## A tarefa
Dê continuidade à resenha sobre o filme “Dentro”, com Willem Dafoe, reproduzida a seguir, começando logo após a última frase apresentada.

## Texto
-*-*-

Chegou agora na Netflix e já é um fenômeno global: o novo filme com Willem Dafoe que está entre os mais vistos do mundo Divulgação / Bankside Films

Chegou agora na Netflix e já é um fenômeno global: o novo filme com Willem Dafoe que está entre os mais vistos do mundo

A vida no crime exige habilidades que vão além do mero talento para subverter normas. Aqueles que se aventuram por este terreno árido, povoado de emboscadas e de planos que falham, sabem que pensar rápido é tão essencial quanto o próprio êxito de uma empreitada. O protagonista de “Dentro”, um ladrão de arte meticuloso, sempre considerou sua astúcia infalível, até se ver aprisionado em uma cobertura de Manhattan. A trama se desenrola a partir desse impasse, revelando um homem que se tornou peão em um roubo milionário orquestrado por figuras que permanecem nas sombras.

O cineasta grego Vasilis Katsoupis investe na construção de um suspense silencioso, equilibrando drama e ação em um ambiente limitado, onde o verdadeiro inimigo parece ser o tempo e a própria mente do protagonista. A ausência de um passado claro ou de motivações explícitas confere ao personagem uma aura enigmática, refletida na interpretação vigorosa de Willem Dafoe. O filme, composto por sequências que capturam a degradação física e moral do protagonista, provoca inquietação, mesmo quando opta por não esmiuçar as razões que levaram o homem ao confinamento.

-*-*-

(Entradas de um conjunto de dados)
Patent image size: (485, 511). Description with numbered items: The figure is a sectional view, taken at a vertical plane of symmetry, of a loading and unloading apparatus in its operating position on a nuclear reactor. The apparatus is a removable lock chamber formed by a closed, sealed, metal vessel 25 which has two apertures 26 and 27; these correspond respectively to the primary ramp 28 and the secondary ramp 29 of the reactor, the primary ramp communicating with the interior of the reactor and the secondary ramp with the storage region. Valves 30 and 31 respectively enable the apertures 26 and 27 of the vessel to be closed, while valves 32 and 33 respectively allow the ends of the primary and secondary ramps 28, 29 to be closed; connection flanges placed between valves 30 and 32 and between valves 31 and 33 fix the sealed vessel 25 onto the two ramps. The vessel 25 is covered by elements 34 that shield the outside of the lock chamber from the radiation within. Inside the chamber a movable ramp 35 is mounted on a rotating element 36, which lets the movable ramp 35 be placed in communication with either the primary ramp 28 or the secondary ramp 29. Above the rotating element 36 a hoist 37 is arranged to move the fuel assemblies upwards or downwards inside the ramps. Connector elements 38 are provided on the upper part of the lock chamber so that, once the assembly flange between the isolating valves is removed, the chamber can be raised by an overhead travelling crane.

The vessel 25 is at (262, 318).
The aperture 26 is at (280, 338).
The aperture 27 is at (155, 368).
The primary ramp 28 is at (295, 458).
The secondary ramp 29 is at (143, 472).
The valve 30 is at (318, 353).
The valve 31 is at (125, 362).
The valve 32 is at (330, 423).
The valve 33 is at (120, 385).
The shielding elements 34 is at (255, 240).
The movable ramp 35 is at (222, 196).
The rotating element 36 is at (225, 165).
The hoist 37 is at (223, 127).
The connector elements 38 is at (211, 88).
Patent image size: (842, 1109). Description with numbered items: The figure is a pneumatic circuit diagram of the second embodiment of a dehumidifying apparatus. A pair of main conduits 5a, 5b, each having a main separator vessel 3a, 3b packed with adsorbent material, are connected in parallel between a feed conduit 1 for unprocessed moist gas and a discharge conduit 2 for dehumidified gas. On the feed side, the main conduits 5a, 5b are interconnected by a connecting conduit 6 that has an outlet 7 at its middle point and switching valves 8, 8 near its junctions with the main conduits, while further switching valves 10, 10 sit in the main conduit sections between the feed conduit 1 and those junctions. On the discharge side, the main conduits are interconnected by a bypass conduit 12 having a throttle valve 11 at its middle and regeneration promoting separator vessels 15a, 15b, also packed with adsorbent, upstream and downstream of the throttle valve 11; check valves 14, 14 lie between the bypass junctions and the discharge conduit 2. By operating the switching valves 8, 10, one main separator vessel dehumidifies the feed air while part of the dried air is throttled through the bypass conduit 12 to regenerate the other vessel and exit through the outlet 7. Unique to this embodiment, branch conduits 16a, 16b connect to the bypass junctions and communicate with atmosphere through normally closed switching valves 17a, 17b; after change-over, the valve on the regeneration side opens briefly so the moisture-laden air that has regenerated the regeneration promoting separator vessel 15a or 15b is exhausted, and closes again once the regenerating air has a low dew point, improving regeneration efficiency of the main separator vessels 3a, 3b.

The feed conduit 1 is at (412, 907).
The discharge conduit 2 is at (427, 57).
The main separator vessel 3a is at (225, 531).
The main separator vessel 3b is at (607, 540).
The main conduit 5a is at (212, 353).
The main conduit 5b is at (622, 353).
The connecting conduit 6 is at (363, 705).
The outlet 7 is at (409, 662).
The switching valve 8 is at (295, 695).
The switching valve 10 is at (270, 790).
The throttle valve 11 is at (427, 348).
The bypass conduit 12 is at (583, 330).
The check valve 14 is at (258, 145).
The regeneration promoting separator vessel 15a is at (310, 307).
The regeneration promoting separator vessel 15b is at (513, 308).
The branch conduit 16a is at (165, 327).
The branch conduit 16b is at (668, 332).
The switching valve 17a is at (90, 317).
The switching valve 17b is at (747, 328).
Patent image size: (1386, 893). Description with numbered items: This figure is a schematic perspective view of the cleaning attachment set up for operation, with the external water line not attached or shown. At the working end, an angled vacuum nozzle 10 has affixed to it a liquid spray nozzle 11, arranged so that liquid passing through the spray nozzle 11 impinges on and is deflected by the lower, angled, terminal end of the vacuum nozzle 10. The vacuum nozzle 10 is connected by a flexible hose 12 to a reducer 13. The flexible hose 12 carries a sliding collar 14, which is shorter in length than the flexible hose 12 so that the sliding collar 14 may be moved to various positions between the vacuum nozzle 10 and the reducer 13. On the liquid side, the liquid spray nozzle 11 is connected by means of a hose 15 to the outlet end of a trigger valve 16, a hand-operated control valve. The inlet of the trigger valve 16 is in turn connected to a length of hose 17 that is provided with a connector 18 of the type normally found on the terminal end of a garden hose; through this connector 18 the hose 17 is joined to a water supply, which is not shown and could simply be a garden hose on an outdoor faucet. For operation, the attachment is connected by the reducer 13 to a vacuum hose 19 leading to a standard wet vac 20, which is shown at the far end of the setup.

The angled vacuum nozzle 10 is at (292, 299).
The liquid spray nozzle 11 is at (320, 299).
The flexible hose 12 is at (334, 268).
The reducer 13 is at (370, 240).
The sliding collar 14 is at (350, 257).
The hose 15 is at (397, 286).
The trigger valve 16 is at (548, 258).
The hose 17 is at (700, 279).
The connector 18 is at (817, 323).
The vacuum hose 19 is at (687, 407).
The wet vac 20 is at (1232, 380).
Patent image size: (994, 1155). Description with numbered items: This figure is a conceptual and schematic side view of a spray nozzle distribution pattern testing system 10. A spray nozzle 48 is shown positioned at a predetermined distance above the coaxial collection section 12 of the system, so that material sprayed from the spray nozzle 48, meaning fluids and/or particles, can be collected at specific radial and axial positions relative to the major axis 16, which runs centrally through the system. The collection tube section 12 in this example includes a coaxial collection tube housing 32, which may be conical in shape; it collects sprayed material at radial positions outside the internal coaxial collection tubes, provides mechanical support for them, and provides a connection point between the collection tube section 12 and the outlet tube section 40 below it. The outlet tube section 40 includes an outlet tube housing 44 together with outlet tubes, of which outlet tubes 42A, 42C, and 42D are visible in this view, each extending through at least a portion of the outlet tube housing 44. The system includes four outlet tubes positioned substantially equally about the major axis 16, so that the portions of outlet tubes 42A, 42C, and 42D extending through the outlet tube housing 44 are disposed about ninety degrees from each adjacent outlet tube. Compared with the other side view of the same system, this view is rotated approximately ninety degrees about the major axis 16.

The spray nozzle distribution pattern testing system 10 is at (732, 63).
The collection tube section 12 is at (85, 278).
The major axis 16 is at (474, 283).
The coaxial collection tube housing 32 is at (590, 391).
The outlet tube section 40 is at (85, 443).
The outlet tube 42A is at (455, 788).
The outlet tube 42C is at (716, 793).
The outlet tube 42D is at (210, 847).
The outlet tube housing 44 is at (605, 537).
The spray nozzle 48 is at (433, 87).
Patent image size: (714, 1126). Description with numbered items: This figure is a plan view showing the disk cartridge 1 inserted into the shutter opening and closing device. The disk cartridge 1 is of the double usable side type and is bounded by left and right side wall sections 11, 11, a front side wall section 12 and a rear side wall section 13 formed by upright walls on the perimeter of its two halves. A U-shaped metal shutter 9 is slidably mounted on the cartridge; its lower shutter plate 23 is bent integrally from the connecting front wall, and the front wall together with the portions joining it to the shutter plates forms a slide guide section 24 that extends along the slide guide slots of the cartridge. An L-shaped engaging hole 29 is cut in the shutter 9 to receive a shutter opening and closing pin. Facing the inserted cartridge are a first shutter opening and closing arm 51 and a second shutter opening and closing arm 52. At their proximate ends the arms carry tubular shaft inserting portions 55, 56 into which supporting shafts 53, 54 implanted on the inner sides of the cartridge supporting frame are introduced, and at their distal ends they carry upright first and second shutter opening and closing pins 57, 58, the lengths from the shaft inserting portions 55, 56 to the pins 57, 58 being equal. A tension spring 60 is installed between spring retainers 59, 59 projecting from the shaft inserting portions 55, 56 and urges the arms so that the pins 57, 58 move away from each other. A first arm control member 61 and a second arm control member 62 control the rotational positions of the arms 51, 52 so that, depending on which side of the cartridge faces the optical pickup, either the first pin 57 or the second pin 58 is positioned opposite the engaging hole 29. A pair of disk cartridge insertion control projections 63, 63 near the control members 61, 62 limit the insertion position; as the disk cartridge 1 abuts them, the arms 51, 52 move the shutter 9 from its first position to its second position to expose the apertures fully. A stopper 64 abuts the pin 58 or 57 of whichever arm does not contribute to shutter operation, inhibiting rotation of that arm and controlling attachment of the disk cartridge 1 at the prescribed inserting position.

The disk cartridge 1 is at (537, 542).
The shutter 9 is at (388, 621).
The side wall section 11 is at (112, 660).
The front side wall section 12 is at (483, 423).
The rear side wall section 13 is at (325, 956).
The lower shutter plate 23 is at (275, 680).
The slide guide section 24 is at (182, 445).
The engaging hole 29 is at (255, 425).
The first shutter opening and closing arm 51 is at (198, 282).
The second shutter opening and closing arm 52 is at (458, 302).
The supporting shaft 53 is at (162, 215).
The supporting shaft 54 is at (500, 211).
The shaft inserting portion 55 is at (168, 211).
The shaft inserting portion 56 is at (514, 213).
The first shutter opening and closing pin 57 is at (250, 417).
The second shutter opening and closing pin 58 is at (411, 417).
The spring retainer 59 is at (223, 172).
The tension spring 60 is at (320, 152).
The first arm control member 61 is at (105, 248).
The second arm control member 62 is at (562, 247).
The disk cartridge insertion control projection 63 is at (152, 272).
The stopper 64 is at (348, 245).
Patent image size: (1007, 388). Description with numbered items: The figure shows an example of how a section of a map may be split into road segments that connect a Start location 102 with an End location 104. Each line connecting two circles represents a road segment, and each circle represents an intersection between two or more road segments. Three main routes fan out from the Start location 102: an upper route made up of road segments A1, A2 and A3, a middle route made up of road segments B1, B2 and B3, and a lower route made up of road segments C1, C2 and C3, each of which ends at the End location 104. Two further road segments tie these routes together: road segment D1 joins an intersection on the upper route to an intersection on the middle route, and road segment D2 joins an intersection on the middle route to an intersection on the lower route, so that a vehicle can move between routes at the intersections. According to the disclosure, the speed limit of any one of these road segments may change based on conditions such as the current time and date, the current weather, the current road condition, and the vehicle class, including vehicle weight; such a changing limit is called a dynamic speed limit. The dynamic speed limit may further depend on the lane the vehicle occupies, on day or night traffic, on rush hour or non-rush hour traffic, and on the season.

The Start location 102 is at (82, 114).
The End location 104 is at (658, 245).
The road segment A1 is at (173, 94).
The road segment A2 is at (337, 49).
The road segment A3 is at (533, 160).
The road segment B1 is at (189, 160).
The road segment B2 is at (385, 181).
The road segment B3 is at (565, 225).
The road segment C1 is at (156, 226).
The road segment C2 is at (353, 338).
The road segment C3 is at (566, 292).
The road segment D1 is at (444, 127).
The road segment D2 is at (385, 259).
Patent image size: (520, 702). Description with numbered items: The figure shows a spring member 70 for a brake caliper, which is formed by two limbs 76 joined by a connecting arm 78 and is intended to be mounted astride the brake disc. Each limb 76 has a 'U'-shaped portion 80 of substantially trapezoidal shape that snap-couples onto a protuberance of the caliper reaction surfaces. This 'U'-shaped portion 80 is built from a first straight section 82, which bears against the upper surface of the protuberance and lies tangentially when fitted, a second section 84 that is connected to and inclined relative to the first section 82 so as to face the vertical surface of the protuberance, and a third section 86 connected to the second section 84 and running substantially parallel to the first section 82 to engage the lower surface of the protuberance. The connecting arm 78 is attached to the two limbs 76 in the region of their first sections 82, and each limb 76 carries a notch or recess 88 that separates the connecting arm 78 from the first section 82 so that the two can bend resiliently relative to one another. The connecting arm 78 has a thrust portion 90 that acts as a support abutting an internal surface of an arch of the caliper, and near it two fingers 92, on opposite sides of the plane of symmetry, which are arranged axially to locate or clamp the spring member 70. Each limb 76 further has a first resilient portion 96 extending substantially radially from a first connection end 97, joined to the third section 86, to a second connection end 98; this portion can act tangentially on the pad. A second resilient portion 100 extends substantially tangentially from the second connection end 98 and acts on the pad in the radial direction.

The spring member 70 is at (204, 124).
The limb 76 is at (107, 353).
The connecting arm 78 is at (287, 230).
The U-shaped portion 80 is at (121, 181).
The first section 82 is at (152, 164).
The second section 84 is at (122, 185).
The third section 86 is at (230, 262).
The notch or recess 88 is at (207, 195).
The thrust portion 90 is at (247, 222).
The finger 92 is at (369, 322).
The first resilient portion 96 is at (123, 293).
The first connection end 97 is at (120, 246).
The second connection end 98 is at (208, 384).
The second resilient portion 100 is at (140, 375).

-*-*-

## Resposta à tarefa
Dentro da narrativa, Nemo, o ladrão sem identidade definida, desativa o sistema de segurança da suntuosa residência com a destreza de quem já fez isso inúmeras vezes. As obras que pretende furtar pertencem ao expressionista austríaco Egon Schiele, conhecido por sua abordagem visceral dos autorretratos e pelo trágico falecimento aos 28 anos, vítima da gripe espanhola. Embora a relação simbólica entre o artista e o criminoso não seja explorada de modo evidente, a frustração latente de Nemo sugere um paralelo tênue: ambos imortalizados em um instante de vulnerabilidade.

A trama ganha camadas adicionais quando o filme revela nuances do passado do protagonista: um artista frustrado, obcecado por seus esboços na infância, numa tentativa de preencher vazios emocionais que jamais foram compreendidos. A falha no sistema de segurança, que prende Nemo no interior da cobertura, desencadeia um confronto existencial, intensificado pela atmosfera claustrofóbica e pela ausência de perspectivas concretas de fuga.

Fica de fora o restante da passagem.